=== Exercise ===
Copy each line below that contains "vidange".

[Information given start]

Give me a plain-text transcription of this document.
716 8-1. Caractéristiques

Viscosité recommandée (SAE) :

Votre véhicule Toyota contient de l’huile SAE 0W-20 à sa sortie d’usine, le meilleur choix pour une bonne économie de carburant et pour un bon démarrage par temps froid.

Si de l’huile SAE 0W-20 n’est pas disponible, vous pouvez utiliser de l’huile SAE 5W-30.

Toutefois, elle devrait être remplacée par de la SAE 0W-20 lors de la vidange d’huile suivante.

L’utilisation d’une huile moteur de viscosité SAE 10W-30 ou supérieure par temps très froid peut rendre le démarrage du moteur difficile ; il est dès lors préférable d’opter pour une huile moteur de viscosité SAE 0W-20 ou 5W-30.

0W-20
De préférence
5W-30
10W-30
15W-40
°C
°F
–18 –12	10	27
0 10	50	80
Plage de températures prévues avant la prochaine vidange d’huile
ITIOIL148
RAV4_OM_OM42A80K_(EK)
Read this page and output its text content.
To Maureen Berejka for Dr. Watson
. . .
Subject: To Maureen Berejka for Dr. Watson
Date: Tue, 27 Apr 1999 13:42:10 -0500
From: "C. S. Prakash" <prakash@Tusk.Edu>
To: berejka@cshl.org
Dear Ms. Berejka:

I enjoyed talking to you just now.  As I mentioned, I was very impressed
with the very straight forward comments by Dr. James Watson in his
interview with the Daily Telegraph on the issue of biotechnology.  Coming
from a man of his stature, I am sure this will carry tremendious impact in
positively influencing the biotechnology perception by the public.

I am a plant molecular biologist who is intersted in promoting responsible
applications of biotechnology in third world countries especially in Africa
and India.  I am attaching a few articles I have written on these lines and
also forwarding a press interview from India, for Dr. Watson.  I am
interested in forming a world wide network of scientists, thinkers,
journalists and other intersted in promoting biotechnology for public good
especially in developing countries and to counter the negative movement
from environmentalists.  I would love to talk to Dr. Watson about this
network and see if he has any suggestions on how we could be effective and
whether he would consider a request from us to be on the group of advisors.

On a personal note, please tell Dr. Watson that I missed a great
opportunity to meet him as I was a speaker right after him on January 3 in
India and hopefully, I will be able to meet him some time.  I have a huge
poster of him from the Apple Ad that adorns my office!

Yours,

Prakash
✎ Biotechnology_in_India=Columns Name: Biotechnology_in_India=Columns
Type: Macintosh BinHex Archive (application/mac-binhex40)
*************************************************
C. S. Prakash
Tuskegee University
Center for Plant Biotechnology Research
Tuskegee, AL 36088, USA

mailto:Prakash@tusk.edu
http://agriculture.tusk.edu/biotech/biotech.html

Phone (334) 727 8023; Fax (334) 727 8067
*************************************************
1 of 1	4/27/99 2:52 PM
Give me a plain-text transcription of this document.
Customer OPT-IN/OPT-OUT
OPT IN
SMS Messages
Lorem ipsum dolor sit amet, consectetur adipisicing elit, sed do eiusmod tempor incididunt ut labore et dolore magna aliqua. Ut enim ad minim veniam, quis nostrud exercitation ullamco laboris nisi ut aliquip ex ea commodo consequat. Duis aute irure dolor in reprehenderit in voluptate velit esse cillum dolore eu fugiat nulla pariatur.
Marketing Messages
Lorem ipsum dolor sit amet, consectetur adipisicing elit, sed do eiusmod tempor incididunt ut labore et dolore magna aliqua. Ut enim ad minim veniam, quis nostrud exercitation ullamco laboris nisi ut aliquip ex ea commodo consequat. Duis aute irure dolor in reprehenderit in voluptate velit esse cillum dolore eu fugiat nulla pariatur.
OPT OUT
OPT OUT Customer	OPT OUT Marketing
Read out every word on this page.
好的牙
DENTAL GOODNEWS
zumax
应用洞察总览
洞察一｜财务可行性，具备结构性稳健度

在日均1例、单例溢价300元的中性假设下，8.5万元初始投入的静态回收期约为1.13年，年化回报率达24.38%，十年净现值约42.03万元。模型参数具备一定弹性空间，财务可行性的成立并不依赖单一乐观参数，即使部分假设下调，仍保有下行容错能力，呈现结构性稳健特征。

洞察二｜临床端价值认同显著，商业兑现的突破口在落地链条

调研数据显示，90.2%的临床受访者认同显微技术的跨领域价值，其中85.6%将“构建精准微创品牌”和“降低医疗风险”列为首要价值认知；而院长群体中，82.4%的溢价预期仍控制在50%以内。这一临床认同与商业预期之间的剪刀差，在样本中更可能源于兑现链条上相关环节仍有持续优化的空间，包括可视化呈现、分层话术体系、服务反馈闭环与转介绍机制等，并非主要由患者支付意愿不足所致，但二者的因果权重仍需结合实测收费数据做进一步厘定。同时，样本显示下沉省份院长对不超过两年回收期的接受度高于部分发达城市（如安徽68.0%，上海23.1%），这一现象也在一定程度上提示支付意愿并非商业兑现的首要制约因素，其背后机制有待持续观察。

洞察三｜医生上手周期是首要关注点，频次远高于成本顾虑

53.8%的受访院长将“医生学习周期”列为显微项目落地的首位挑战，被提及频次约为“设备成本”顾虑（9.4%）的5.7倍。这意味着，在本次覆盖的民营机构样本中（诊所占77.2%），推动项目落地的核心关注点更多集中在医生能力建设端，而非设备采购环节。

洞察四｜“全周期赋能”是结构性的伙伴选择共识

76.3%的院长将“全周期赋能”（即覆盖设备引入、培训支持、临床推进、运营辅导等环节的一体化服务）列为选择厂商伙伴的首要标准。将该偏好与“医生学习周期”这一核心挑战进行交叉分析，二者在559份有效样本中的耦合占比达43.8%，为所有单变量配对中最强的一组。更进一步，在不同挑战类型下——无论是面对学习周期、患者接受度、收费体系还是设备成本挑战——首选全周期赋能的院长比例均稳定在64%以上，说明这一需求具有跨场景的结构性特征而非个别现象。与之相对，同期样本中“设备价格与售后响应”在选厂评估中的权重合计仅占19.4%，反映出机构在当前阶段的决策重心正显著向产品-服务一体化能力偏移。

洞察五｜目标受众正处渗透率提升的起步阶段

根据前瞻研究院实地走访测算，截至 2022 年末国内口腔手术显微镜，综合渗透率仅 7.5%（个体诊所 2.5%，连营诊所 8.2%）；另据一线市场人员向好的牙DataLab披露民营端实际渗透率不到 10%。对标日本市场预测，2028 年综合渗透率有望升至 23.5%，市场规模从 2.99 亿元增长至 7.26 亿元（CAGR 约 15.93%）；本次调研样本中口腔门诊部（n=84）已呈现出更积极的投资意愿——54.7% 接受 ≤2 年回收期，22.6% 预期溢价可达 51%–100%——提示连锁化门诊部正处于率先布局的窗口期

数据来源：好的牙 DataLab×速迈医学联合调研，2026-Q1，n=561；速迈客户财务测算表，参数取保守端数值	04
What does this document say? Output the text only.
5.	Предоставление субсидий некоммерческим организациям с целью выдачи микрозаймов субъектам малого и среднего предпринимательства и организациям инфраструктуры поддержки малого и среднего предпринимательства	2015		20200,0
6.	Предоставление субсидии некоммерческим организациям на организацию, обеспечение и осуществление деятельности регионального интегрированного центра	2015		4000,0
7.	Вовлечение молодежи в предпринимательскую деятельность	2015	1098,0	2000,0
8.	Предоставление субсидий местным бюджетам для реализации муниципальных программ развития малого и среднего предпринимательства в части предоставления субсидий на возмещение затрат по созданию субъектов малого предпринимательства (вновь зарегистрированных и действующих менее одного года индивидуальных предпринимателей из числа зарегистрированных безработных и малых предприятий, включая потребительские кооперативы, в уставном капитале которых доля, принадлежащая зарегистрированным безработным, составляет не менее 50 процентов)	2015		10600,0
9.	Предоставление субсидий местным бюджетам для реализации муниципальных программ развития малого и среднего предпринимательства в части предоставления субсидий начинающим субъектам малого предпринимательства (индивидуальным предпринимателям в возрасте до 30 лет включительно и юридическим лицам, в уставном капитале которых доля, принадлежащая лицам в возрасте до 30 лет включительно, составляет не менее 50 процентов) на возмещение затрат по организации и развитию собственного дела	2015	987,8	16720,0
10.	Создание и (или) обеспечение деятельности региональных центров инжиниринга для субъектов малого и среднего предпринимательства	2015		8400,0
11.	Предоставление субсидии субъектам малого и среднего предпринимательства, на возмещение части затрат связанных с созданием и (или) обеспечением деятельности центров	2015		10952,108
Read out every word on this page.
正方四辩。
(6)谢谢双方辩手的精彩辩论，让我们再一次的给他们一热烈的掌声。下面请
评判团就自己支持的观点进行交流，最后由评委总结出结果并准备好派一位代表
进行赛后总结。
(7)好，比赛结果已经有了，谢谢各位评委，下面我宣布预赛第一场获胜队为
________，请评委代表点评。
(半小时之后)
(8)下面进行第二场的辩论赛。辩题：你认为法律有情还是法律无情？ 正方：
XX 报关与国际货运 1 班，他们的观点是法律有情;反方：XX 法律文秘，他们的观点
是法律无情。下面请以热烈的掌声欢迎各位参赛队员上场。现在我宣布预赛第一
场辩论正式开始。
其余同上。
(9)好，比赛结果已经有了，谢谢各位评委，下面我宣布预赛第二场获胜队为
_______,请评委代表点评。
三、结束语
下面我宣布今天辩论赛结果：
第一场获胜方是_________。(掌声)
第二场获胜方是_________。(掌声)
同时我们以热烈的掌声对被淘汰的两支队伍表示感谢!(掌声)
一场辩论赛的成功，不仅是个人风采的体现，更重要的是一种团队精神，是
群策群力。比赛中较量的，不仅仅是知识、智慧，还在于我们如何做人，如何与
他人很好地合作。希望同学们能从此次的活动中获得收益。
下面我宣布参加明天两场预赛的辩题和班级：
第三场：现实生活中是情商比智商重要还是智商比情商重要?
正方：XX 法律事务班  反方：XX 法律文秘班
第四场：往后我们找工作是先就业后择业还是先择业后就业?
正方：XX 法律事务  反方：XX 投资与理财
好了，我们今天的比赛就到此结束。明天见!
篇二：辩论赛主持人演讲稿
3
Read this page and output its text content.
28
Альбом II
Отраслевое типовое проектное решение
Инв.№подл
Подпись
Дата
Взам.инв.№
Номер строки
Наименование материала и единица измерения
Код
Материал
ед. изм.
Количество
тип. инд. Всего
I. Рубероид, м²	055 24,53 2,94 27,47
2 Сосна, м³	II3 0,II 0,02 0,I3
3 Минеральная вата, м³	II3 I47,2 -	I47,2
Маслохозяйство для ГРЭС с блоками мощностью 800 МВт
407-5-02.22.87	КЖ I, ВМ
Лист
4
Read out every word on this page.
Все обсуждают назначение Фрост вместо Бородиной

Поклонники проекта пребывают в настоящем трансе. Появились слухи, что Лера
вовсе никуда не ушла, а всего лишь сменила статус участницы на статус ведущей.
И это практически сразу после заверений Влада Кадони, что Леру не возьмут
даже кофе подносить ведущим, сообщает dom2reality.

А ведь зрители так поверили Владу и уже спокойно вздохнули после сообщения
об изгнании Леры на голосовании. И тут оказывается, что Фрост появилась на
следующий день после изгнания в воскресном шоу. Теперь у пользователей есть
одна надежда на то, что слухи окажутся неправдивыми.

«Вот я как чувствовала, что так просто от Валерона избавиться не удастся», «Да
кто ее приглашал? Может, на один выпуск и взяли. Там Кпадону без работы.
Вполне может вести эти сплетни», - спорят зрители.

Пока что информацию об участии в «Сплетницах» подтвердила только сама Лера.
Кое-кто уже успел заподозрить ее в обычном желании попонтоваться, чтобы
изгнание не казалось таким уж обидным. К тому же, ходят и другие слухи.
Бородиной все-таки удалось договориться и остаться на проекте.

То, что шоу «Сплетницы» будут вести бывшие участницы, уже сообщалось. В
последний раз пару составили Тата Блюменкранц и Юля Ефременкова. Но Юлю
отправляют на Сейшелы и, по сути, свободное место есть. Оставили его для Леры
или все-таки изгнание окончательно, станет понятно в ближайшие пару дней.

[Information given end]

=== Task result ===
Toutefois, elle devrait être remplacée par de la SAE 0W-20 lors de la vidange d’huile suivante.
Plage de températures prévues avant la prochaine vidange d’huile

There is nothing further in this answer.